Brief
Can you return, word for word, the part of the elk article that begins at "Ron Kaufman acquired" and stops after "the mid-19th century."?

JEFFERSON TOWNSHIP — A person driving past Kaufman Farms on Jelloway Road can be excused for doing a double-take as he passes the fenced field at the intersection with Jefferson Road. After all, how often do you pass a herd of elk in Ohio?
Ron Kaufman acquired his new hobby about two years ago. He was driving in the Wooster area, on his way to check out some dove fields, when he spotted a sign advertising elk for sale.
He was curious, so he stopped — and wound up buying a herd of 13 elk.
Although elk have been returned to the wild in Kentucky, Michigan and Pennsylvania, Ohio has no native wild elk, although that was not always the case. The Muskingum River gets its name from a Delaware word usually translated as “elk eye river.”
Although abundant when settlers arrived in Ohio, elk were gone from the state by the mid-19th century.
Today, elk in the state are raised by farmers. They are considered livestock and come under the authority of the Ohio Department of Agriculture, not the Department of Natural Resources.
In recent years there have been a few cases of elk being shot by deer hunters in Ohio, but they have been animals which escaped or which wandered in from Pennsylvania or Michigan.

Source material
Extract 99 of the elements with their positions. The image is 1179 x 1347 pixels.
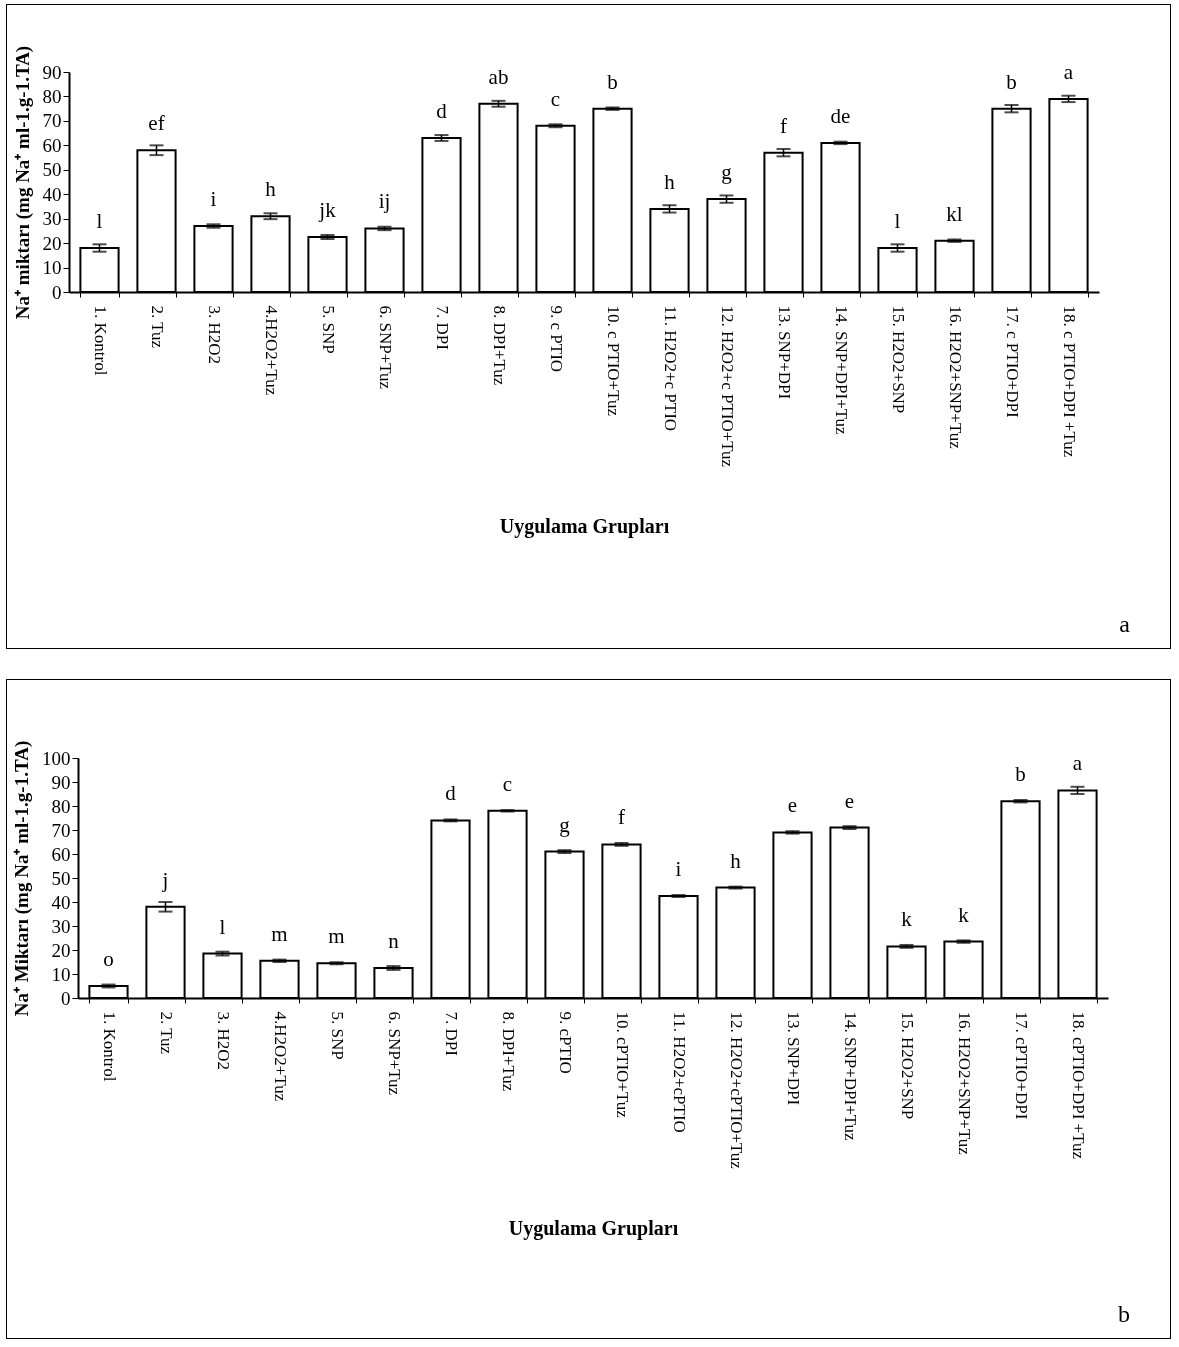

Written reply
Ron Kaufman acquired his new hobby about two years ago. He was driving in the Wooster area, on his way to check out some dove fields, when he spotted a sign advertising elk for sale.
He was curious, so he stopped — and wound up buying a herd of 13 elk.
Although elk have been returned to the wild in Kentucky, Michigan and Pennsylvania, Ohio has no native wild elk, although that was not always the case. The Muskingum River gets its name from a Delaware word usually translated as “elk eye river.”
Although abundant when settlers arrived in Ohio, elk were gone from the state by the mid-19th century.